** BEGIN **
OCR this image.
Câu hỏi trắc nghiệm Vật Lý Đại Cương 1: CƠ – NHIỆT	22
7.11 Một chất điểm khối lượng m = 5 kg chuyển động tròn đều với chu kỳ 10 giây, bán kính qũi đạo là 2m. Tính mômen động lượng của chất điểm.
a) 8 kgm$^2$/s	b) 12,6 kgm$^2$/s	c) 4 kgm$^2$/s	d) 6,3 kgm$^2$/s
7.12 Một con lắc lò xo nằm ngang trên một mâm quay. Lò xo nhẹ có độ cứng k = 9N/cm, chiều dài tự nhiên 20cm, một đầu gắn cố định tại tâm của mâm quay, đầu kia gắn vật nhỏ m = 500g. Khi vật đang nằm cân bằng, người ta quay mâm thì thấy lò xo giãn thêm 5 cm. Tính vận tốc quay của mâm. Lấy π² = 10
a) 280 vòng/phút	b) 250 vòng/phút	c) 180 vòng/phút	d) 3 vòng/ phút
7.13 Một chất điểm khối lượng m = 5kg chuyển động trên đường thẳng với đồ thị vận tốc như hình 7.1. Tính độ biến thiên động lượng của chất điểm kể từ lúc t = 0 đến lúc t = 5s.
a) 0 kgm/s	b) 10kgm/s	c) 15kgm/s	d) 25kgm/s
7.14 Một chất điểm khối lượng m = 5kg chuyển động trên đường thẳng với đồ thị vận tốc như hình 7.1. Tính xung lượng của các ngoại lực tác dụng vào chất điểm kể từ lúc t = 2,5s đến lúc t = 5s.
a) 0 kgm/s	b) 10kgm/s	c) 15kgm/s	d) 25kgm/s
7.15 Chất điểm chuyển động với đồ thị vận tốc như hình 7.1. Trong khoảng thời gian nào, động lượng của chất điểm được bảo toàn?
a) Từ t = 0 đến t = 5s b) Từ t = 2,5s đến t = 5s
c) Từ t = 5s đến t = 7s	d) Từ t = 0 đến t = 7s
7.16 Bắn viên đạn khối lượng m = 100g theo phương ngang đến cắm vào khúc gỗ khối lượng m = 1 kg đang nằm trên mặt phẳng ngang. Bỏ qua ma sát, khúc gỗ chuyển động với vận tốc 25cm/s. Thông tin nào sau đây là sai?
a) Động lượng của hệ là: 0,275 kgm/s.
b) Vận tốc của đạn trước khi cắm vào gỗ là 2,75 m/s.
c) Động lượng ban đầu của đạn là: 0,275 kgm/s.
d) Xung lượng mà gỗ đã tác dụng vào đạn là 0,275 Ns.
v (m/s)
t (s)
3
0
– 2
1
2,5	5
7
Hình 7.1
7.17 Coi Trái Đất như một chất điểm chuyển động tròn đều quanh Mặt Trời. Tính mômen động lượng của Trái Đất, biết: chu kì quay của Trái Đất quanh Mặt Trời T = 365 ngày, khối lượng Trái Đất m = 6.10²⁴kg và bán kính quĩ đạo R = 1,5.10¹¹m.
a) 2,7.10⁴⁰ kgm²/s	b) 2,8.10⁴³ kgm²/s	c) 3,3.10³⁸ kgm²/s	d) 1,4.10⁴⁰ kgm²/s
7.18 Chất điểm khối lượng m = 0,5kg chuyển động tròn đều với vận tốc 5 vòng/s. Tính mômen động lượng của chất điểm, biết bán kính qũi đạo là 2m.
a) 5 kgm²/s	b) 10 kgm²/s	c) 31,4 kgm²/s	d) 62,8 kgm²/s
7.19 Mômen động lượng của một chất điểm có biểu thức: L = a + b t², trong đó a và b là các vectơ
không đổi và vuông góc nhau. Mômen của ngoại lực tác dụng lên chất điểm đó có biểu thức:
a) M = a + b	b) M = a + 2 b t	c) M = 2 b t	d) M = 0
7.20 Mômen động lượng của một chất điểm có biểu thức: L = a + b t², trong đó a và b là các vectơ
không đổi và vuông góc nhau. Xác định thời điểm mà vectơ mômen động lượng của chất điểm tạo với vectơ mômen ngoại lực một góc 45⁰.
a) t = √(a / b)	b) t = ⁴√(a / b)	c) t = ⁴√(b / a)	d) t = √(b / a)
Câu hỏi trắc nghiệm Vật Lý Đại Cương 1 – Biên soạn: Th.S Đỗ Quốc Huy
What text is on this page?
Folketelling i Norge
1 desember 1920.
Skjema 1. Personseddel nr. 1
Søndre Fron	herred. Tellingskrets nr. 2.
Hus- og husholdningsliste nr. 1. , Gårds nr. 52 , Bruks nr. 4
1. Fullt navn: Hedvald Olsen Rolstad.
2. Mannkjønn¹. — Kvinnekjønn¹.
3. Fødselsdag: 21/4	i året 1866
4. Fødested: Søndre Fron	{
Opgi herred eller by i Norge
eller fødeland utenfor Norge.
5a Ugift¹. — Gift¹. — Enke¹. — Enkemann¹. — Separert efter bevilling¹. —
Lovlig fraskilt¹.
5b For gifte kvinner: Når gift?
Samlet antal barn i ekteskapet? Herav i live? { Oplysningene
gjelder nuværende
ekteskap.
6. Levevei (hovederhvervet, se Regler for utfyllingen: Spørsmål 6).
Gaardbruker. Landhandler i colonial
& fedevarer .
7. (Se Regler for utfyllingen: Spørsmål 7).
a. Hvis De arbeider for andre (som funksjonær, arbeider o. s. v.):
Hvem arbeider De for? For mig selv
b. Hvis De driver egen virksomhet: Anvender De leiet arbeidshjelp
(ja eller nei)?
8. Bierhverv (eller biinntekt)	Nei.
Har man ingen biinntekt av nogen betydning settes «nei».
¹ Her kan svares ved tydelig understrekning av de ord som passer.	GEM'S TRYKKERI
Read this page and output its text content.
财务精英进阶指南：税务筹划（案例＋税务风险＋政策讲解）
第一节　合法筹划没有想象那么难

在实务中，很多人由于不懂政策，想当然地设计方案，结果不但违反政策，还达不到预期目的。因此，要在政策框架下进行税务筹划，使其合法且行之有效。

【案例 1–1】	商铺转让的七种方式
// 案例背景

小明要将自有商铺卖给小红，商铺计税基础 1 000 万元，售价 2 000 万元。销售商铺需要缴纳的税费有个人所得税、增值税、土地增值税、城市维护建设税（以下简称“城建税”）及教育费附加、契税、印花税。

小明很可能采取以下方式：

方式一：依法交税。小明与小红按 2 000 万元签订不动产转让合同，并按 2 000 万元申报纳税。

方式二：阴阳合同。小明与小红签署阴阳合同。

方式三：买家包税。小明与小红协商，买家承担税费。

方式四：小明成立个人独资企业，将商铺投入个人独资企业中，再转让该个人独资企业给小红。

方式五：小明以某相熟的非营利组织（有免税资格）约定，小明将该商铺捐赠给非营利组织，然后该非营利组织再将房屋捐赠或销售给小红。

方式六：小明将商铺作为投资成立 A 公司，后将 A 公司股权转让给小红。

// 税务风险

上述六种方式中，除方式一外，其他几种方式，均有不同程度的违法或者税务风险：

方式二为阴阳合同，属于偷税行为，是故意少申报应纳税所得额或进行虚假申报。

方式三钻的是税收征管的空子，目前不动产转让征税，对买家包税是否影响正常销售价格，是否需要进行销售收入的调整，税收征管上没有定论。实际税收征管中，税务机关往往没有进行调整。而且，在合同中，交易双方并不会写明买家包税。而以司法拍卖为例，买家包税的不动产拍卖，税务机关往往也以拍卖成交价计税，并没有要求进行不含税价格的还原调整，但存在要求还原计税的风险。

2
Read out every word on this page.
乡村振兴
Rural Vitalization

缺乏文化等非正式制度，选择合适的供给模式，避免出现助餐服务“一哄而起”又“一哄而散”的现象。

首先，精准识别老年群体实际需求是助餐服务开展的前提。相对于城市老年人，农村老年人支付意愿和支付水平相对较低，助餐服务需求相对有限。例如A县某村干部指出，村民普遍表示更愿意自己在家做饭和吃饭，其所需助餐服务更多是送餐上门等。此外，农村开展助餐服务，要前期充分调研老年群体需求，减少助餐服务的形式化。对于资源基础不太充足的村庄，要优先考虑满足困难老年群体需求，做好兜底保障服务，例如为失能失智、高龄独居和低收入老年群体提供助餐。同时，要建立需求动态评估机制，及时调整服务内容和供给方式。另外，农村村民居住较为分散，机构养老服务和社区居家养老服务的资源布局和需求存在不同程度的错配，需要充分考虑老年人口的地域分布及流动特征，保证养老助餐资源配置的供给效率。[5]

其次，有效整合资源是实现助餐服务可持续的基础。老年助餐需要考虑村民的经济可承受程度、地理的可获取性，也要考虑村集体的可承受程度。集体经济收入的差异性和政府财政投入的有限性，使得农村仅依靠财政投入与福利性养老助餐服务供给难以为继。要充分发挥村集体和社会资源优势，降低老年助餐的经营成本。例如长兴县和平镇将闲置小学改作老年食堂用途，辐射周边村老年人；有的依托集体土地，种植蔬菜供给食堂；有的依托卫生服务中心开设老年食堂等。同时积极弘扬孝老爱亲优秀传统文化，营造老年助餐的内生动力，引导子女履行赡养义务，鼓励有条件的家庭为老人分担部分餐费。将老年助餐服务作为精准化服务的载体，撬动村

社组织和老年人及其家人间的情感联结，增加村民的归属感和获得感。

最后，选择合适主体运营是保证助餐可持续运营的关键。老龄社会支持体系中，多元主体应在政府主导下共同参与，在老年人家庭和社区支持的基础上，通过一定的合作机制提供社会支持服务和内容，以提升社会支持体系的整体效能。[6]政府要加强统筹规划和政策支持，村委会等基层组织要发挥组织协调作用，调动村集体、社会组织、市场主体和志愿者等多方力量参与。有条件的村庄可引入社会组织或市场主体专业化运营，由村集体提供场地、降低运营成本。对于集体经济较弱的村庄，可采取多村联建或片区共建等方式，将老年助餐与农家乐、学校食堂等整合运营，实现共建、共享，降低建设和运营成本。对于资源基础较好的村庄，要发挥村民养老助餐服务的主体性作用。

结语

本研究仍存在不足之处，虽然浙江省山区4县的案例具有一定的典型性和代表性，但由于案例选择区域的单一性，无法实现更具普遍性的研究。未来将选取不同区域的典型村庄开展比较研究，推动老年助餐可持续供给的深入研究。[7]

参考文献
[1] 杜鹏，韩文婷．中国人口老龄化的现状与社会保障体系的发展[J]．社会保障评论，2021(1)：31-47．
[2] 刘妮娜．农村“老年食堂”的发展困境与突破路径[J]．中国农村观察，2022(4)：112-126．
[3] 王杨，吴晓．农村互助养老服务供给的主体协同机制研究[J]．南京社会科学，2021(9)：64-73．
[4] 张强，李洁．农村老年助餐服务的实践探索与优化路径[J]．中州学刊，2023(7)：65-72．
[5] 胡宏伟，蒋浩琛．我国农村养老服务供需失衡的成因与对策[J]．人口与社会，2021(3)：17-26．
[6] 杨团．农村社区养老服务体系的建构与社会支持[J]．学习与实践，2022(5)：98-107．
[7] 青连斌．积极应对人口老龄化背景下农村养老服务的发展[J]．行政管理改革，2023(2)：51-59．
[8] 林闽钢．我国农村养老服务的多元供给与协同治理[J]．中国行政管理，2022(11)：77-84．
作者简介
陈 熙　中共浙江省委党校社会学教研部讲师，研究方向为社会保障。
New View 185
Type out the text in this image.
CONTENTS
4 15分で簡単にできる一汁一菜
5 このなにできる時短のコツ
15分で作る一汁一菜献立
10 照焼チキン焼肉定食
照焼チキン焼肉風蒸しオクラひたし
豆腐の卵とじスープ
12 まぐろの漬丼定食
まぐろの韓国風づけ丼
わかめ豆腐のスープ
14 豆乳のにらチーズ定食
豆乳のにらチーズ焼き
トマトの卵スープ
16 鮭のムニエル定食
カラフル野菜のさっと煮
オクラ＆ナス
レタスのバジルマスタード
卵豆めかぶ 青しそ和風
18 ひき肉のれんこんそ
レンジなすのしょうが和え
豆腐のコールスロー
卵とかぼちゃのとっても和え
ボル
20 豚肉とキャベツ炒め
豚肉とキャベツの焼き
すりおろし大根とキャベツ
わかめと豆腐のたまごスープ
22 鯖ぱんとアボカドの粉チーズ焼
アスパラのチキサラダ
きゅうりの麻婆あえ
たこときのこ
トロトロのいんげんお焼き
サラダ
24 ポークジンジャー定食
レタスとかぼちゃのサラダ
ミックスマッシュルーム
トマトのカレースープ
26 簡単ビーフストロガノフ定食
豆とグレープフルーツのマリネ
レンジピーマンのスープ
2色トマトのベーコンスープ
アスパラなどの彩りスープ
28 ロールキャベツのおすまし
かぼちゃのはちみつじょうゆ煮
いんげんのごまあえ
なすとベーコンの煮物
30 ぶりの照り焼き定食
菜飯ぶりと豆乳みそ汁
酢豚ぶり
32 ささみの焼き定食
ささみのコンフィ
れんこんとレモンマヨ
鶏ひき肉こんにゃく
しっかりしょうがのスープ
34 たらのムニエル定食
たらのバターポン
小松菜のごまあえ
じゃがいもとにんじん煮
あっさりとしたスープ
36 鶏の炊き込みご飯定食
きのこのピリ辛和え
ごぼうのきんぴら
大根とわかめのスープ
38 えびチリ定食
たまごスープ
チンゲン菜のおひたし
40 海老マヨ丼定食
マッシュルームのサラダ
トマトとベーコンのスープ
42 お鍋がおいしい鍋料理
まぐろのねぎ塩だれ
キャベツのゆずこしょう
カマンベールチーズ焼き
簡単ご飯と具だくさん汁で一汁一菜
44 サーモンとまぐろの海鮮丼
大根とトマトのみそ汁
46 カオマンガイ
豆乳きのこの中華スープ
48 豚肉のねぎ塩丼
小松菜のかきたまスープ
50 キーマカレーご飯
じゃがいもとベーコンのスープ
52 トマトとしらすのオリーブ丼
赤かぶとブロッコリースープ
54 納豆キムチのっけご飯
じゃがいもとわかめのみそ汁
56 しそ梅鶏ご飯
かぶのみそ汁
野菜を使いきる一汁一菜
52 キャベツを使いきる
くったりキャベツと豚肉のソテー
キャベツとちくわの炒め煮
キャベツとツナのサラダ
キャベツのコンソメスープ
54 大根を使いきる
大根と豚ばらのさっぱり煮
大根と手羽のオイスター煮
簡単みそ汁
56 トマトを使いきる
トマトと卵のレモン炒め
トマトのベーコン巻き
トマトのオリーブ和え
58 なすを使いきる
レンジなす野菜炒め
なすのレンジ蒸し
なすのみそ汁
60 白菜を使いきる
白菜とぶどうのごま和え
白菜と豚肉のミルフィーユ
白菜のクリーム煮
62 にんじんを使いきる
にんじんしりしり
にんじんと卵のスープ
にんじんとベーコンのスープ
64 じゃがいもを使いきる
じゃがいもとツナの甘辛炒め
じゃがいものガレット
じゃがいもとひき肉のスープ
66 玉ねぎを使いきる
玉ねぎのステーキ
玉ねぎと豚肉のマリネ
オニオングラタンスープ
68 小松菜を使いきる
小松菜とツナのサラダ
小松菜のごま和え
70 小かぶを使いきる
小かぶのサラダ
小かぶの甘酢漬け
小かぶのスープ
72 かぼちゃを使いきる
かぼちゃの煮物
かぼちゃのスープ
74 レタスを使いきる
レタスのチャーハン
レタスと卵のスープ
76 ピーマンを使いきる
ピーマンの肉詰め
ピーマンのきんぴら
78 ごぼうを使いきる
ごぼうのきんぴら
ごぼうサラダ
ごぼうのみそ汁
** END **
Indicate how many lines of the material contain the string "Hvis", giving the number and nothing more.

Problem solution >> 2